Tally how many lines hold the string "continually". Your reply should be that number alone.

--- Start of Exercise material ---

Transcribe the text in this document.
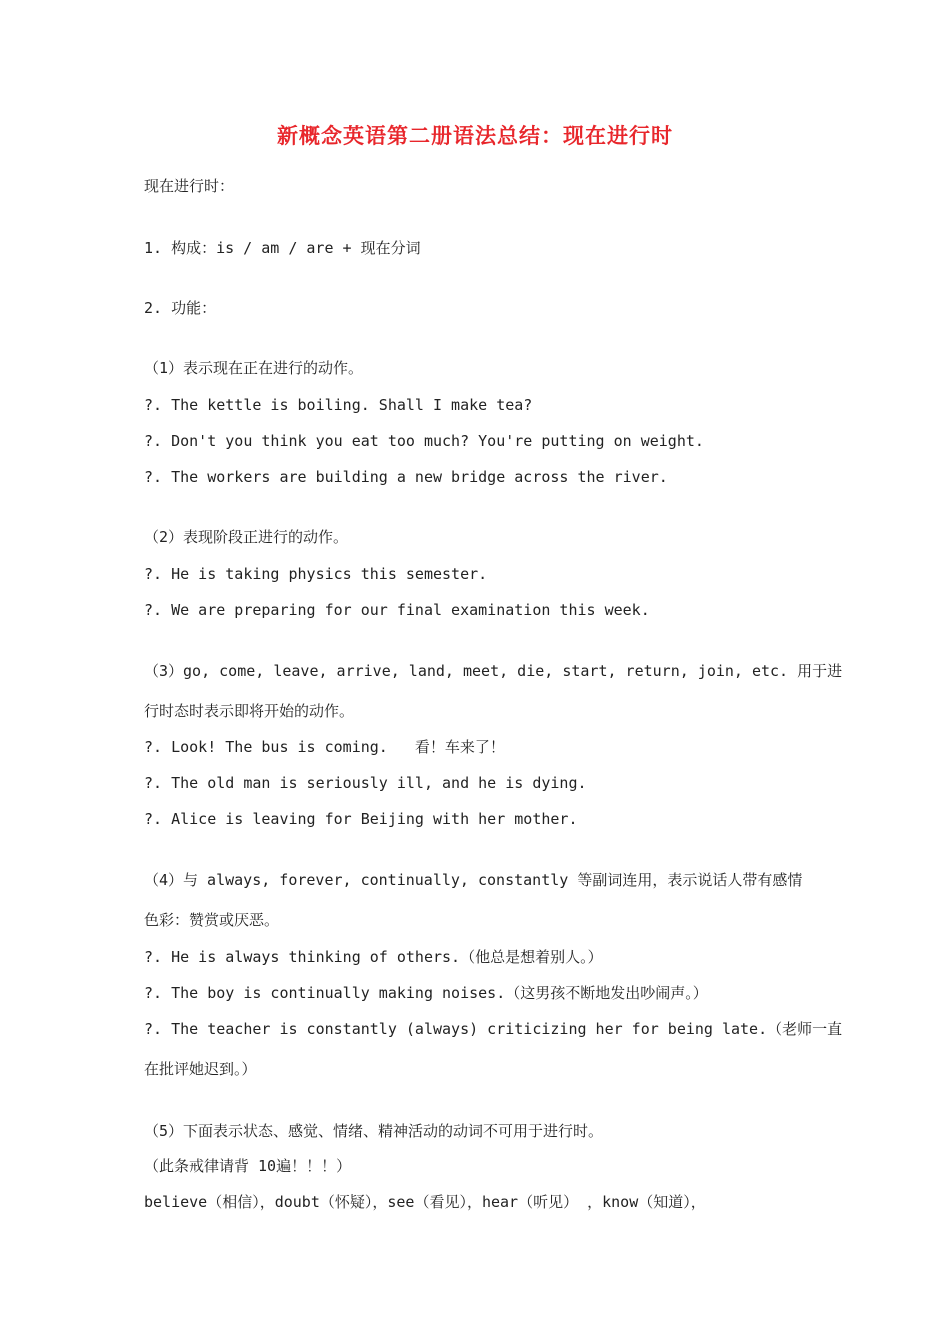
新概念英语第二册语法总结：现在进行时
现在进行时：
1. 构成：is / am / are + 现在分词
2. 功能：
（1）表示现在正在进行的动作。
?. The kettle is boiling. Shall I make tea?
?. Don't you think you eat too much? You're putting on weight.
?. The workers are building a new bridge across the river.
（2）表现阶段正进行的动作。
?. He is taking physics this semester.
?. We are preparing for our final examination this week.
（3）go, come, leave, arrive, land, meet, die, start, return, join, etc. 用于进
行时态时表示即将开始的动作。
?. Look! The bus is coming.   看！车来了！
?. The old man is seriously ill, and he is dying.
?. Alice is leaving for Beijing with her mother.
（4）与 always, forever, continually, constantly 等副词连用，表示说话人带有感情
色彩：赞赏或厌恶。
?. He is always thinking of others.（他总是想着别人。）
?. The boy is continually making noises.（这男孩不断地发出吵闹声。）
?. The teacher is constantly (always) criticizing her for being late.（老师一直
在批评她迟到。）
（5）下面表示状态、感觉、情绪、精神活动的动词不可用于进行时。
（此条戒律请背 10遍！！！）
believe（相信），doubt（怀疑），see（看见），hear（听见） ，know（知道），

--- End of Exercise material ---

▸ **Exercise output**: 2